_WHAT THIS TASK INVOLVES_:
Quote each line of the material verbatim, without the pictures.

--- Start ---

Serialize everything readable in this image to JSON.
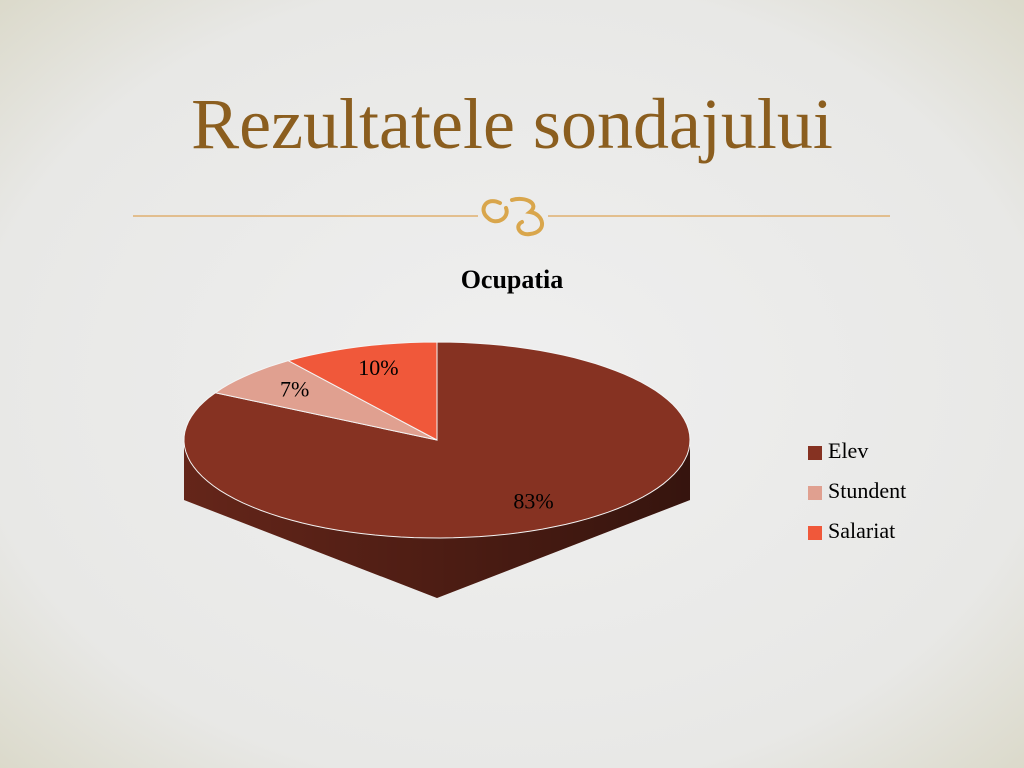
{
  "slide": {
    "title": "Rezultatele sondajului"
  },
  "chart_data": {
    "type": "pie3d",
    "title": "Ocupatia",
    "categories": [
      "Elev",
      "Stundent",
      "Salariat"
    ],
    "values": [
      83,
      7,
      10
    ],
    "value_labels": [
      "83%",
      "7%",
      "10%"
    ],
    "colors": [
      "#863222",
      "#e0a090",
      "#f0583a"
    ],
    "legend": "right"
  }
}
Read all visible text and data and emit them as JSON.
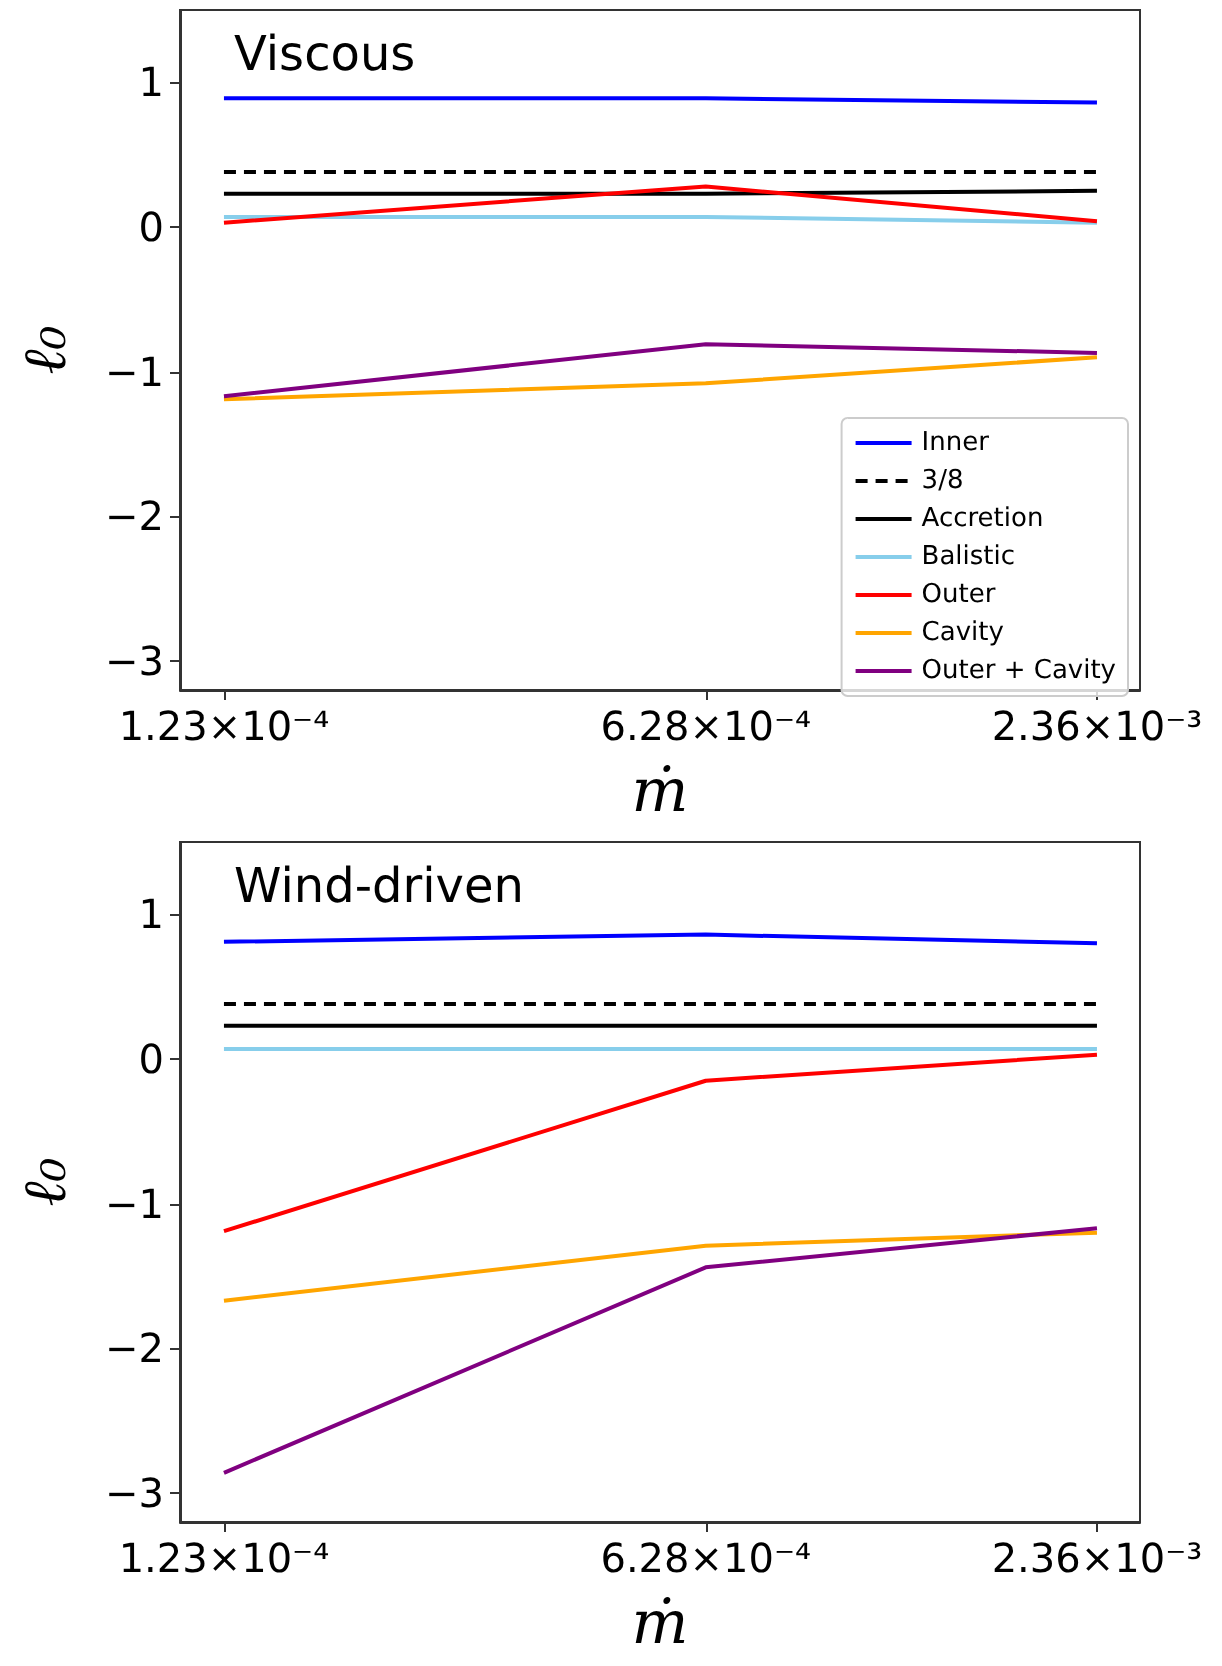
{
  "chart_data": [
    {
      "type": "line",
      "title": "Viscous",
      "xlabel": "ṁ",
      "ylabel": "ℓ₀",
      "log": "x",
      "marker": "none",
      "grid": false,
      "legend": "bottom right",
      "x": [
        0.000123,
        0.000628,
        0.00236
      ],
      "xlim": [
        0.000106,
        0.00273
      ],
      "xticks": [
        {
          "value": 0.000123,
          "label": "1.23×10⁻⁴"
        },
        {
          "value": 0.000628,
          "label": "6.28×10⁻⁴"
        },
        {
          "value": 0.00236,
          "label": "2.36×10⁻³"
        }
      ],
      "ylim": [
        -3.2,
        1.5
      ],
      "yticks": [
        -3,
        -2,
        -1,
        0,
        1
      ],
      "series": [
        {
          "name": "Inner",
          "color": "#0000ff",
          "values": [
            0.89,
            0.89,
            0.86
          ]
        },
        {
          "name": "3/8",
          "color": "#000000",
          "line_style": "dashed",
          "values": [
            0.38,
            0.38,
            0.38
          ]
        },
        {
          "name": "Accretion",
          "color": "#000000",
          "values": [
            0.23,
            0.23,
            0.25
          ]
        },
        {
          "name": "Balistic",
          "color": "#87ceeb",
          "values": [
            0.07,
            0.07,
            0.03
          ]
        },
        {
          "name": "Outer",
          "color": "#ff0000",
          "values": [
            0.03,
            0.28,
            0.04
          ]
        },
        {
          "name": "Cavity",
          "color": "#ffa500",
          "values": [
            -1.19,
            -1.08,
            -0.9
          ]
        },
        {
          "name": "Outer + Cavity",
          "color": "#800080",
          "values": [
            -1.17,
            -0.81,
            -0.87
          ]
        }
      ]
    },
    {
      "type": "line",
      "title": "Wind-driven",
      "xlabel": "ṁ",
      "ylabel": "ℓ₀",
      "log": "x",
      "marker": "none",
      "grid": false,
      "legend": false,
      "x": [
        0.000123,
        0.000628,
        0.00236
      ],
      "xlim": [
        0.000106,
        0.00273
      ],
      "xticks": [
        {
          "value": 0.000123,
          "label": "1.23×10⁻⁴"
        },
        {
          "value": 0.000628,
          "label": "6.28×10⁻⁴"
        },
        {
          "value": 0.00236,
          "label": "2.36×10⁻³"
        }
      ],
      "ylim": [
        -3.2,
        1.5
      ],
      "yticks": [
        -3,
        -2,
        -1,
        0,
        1
      ],
      "series": [
        {
          "color": "#0000ff",
          "values": [
            0.81,
            0.86,
            0.8
          ]
        },
        {
          "color": "#000000",
          "line_style": "dashed",
          "values": [
            0.38,
            0.38,
            0.38
          ]
        },
        {
          "color": "#000000",
          "values": [
            0.23,
            0.23,
            0.23
          ]
        },
        {
          "color": "#87ceeb",
          "values": [
            0.07,
            0.07,
            0.07
          ]
        },
        {
          "color": "#ff0000",
          "values": [
            -1.19,
            -0.15,
            0.03
          ]
        },
        {
          "color": "#ffa500",
          "values": [
            -1.67,
            -1.29,
            -1.2
          ]
        },
        {
          "color": "#800080",
          "values": [
            -2.86,
            -1.44,
            -1.17
          ]
        }
      ]
    }
  ]
}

--- End ---

_CORRECT RESULT_:
Serialize everything readable in this image to JSON.
{
  "slide": {
    "title": "Rezultatele sondajului"
  },
  "chart_data": {
    "type": "pie3d",
    "title": "Ocupatia",
    "categories": [
      "Elev",
      "Stundent",
      "Salariat"
    ],
    "values": [
      83,
      7,
      10
    ],
    "value_labels": [
      "83%",
      "7%",
      "10%"
    ],
    "colors": [
      "#863222",
      "#e0a090",
      "#f0583a"
    ],
    "legend": "right"
  }
}
Read all visible text and data and emit them as JSON.
{
  "chart_data": [
    {
      "type": "line",
      "title": "Viscous",
      "xlabel": "ṁ",
      "ylabel": "ℓ₀",
      "log": "x",
      "marker": "none",
      "grid": false,
      "legend": "bottom right",
      "x": [
        0.000123,
        0.000628,
        0.00236
      ],
      "xlim": [
        0.000106,
        0.00273
      ],
      "xticks": [
        {
          "value": 0.000123,
          "label": "1.23×10⁻⁴"
        },
        {
          "value": 0.000628,
          "label": "6.28×10⁻⁴"
        },
        {
          "value": 0.00236,
          "label": "2.36×10⁻³"
        }
      ],
      "ylim": [
        -3.2,
        1.5
      ],
      "yticks": [
        -3,
        -2,
        -1,
        0,
        1
      ],
      "series": [
        {
          "name": "Inner",
          "color": "#0000ff",
          "values": [
            0.89,
            0.89,
            0.86
          ]
        },
        {
          "name": "3/8",
          "color": "#000000",
          "line_style": "dashed",
          "values": [
            0.38,
            0.38,
            0.38
          ]
        },
        {
          "name": "Accretion",
          "color": "#000000",
          "values": [
            0.23,
            0.23,
            0.25
          ]
        },
        {
          "name": "Balistic",
          "color": "#87ceeb",
          "values": [
            0.07,
            0.07,
            0.03
          ]
        },
        {
          "name": "Outer",
          "color": "#ff0000",
          "values": [
            0.03,
            0.28,
            0.04
          ]
        },
        {
          "name": "Cavity",
          "color": "#ffa500",
          "values": [
            -1.19,
            -1.08,
            -0.9
          ]
        },
        {
          "name": "Outer + Cavity",
          "color": "#800080",
          "values": [
            -1.17,
            -0.81,
            -0.87
          ]
        }
      ]
    },
    {
      "type": "line",
      "title": "Wind-driven",
      "xlabel": "ṁ",
      "ylabel": "ℓ₀",
      "log": "x",
      "marker": "none",
      "grid": false,
      "legend": false,
      "x": [
        0.000123,
        0.000628,
        0.00236
      ],
      "xlim": [
        0.000106,
        0.00273
      ],
      "xticks": [
        {
          "value": 0.000123,
          "label": "1.23×10⁻⁴"
        },
        {
          "value": 0.000628,
          "label": "6.28×10⁻⁴"
        },
        {
          "value": 0.00236,
          "label": "2.36×10⁻³"
        }
      ],
      "ylim": [
        -3.2,
        1.5
      ],
      "yticks": [
        -3,
        -2,
        -1,
        0,
        1
      ],
      "series": [
        {
          "color": "#0000ff",
          "values": [
            0.81,
            0.86,
            0.8
          ]
        },
        {
          "color": "#000000",
          "line_style": "dashed",
          "values": [
            0.38,
            0.38,
            0.38
          ]
        },
        {
          "color": "#000000",
          "values": [
            0.23,
            0.23,
            0.23
          ]
        },
        {
          "color": "#87ceeb",
          "values": [
            0.07,
            0.07,
            0.07
          ]
        },
        {
          "color": "#ff0000",
          "values": [
            -1.19,
            -0.15,
            0.03
          ]
        },
        {
          "color": "#ffa500",
          "values": [
            -1.67,
            -1.29,
            -1.2
          ]
        },
        {
          "color": "#800080",
          "values": [
            -2.86,
            -1.44,
            -1.17
          ]
        }
      ]
    }
  ]
}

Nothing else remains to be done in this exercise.